[start of STORED RECORDS]

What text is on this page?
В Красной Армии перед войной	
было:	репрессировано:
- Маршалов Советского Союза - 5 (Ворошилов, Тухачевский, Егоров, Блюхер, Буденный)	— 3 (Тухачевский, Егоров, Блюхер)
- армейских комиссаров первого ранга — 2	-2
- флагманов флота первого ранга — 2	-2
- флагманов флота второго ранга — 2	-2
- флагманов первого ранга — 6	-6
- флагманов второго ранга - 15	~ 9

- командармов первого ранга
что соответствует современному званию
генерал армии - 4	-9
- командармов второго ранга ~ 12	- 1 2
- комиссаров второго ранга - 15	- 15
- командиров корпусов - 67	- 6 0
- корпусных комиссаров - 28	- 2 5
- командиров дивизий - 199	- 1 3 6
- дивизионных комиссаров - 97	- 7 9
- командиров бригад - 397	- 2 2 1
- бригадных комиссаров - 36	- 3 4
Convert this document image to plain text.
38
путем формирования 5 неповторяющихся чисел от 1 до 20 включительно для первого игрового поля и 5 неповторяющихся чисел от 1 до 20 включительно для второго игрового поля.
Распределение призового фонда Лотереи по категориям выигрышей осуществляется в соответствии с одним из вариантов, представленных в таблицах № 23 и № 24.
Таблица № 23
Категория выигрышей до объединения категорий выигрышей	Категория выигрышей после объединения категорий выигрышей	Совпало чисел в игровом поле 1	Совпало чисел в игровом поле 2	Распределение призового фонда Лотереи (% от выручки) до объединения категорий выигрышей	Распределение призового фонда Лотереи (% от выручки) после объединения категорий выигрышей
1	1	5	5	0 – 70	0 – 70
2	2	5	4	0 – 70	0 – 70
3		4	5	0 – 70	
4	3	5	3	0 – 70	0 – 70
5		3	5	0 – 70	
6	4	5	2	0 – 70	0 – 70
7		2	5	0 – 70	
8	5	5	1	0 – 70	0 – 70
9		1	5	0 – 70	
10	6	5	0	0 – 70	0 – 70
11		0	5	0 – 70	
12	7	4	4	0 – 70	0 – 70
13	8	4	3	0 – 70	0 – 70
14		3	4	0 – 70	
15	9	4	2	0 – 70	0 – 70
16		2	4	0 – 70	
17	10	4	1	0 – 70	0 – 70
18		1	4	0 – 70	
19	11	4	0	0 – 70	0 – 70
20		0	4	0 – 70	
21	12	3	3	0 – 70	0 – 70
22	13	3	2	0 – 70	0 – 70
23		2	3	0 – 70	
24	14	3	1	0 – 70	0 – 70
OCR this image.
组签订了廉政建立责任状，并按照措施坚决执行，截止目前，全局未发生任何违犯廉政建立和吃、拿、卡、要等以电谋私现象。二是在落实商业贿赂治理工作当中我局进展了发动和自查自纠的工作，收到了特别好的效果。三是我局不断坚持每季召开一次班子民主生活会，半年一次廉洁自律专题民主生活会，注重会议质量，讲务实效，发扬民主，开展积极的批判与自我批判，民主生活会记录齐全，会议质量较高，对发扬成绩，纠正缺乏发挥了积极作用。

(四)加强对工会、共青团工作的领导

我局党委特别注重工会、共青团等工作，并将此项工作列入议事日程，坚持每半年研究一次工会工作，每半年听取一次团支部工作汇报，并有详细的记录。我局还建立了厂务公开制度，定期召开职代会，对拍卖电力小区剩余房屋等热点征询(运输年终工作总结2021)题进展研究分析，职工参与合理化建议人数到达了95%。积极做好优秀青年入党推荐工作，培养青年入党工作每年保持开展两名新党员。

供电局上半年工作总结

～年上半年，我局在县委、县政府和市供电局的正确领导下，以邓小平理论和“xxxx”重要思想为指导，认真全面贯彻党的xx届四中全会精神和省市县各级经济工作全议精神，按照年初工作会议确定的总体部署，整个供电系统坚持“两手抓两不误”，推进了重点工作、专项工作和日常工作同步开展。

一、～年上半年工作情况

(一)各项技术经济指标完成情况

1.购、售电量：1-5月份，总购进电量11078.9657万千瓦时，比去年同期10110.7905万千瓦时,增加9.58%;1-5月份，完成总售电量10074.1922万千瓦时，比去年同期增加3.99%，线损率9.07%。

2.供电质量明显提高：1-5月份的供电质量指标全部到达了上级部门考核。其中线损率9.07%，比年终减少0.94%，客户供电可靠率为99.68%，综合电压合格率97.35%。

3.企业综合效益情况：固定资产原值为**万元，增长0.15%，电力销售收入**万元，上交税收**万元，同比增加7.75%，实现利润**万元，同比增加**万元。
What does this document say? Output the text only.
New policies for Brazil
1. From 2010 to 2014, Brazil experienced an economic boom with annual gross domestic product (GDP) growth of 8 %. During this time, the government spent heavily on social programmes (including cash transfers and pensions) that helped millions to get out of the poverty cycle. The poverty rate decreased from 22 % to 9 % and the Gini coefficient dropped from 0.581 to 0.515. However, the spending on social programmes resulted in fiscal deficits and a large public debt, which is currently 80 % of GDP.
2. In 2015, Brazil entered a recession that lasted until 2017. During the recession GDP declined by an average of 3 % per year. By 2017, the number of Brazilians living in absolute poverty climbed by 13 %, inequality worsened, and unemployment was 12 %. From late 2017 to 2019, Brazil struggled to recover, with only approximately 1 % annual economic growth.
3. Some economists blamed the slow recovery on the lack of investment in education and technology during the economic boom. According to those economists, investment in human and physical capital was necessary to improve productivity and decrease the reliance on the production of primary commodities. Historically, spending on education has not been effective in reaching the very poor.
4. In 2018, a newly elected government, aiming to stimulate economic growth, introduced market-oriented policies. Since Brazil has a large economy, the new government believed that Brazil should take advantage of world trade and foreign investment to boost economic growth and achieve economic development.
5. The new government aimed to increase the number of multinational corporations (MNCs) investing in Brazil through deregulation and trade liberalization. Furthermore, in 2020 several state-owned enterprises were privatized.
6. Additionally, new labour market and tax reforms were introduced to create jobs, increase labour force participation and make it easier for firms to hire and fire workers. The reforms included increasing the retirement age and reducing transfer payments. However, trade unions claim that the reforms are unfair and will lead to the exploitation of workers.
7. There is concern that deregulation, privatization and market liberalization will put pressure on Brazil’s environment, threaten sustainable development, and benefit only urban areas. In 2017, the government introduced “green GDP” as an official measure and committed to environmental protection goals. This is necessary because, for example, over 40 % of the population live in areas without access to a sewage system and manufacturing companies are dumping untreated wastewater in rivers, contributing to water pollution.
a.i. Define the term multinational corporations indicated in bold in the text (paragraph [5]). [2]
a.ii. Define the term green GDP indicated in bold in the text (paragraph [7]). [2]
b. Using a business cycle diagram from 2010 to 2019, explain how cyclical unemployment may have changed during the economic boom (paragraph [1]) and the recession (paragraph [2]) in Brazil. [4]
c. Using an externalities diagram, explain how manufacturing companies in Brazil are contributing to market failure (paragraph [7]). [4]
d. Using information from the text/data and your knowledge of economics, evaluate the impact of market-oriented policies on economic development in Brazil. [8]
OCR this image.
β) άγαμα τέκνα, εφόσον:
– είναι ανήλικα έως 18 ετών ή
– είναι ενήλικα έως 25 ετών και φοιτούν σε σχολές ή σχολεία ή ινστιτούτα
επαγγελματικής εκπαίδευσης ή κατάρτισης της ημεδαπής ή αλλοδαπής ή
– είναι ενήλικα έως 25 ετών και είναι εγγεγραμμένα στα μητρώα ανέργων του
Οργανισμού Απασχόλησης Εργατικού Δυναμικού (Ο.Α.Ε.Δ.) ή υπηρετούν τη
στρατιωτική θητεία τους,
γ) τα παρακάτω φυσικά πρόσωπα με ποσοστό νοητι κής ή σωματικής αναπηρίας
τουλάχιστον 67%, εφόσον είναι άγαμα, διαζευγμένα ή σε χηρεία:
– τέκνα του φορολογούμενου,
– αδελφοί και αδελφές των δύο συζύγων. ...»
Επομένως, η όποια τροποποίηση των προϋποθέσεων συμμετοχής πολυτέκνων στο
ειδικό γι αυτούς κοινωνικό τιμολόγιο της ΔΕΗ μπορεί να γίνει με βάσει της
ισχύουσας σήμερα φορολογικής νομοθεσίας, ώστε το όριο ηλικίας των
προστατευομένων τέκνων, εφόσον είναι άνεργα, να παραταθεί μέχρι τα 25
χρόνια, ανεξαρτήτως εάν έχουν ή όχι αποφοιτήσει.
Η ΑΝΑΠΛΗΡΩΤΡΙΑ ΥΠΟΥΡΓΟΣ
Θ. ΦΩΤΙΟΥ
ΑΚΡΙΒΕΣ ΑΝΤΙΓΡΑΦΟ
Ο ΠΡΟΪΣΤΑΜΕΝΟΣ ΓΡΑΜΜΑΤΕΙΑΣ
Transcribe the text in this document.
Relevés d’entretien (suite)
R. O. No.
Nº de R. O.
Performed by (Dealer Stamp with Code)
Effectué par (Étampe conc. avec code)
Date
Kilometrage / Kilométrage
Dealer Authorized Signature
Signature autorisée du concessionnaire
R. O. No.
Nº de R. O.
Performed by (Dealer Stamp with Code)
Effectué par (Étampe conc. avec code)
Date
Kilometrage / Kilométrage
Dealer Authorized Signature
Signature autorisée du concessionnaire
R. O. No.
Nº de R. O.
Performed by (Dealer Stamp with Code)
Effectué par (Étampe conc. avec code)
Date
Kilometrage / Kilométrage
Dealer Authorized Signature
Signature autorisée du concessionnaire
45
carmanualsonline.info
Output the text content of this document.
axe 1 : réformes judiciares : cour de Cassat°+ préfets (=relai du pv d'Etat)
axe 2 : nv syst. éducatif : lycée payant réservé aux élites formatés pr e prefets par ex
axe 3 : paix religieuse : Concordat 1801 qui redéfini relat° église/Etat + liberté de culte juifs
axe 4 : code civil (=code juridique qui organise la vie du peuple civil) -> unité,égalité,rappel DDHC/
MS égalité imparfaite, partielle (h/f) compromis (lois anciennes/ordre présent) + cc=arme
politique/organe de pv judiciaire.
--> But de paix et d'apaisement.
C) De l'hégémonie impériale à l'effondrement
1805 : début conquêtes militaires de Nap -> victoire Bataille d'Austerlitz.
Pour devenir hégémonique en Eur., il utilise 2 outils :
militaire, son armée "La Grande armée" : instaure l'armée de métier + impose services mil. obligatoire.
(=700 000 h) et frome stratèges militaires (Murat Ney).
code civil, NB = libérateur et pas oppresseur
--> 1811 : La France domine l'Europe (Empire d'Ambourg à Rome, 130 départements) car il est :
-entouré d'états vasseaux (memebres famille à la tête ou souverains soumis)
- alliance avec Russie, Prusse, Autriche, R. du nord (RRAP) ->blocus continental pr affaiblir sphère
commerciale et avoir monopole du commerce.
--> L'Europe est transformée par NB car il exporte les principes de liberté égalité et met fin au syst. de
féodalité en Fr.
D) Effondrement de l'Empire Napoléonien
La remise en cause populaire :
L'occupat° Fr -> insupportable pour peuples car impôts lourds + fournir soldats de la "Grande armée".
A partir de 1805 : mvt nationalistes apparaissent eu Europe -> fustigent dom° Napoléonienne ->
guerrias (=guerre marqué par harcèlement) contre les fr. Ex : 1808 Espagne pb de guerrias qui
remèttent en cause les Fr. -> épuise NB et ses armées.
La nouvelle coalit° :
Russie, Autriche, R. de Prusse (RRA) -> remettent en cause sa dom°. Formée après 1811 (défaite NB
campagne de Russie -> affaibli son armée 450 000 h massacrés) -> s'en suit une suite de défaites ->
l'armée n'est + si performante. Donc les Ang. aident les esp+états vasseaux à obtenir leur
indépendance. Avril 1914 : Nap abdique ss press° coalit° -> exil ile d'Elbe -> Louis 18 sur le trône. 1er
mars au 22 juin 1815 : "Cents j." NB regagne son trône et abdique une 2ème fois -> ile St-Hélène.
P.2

[end of STORED RECORDS]

_TO DO_
Take every line from the data above that holds "первого" and copy it out.

_WORKED SOLUTION_
- армейских комиссаров первого ранга — 2	-2
- флагманов флота первого ранга — 2	-2
- флагманов первого ранга — 6	-6
- командармов первого ранга
путем формирования 5 неповторяющихся чисел от 1 до 20 включительно для первого игрового поля и 5 неповторяющихся чисел от 1 до 20 включительно для второго игрового поля.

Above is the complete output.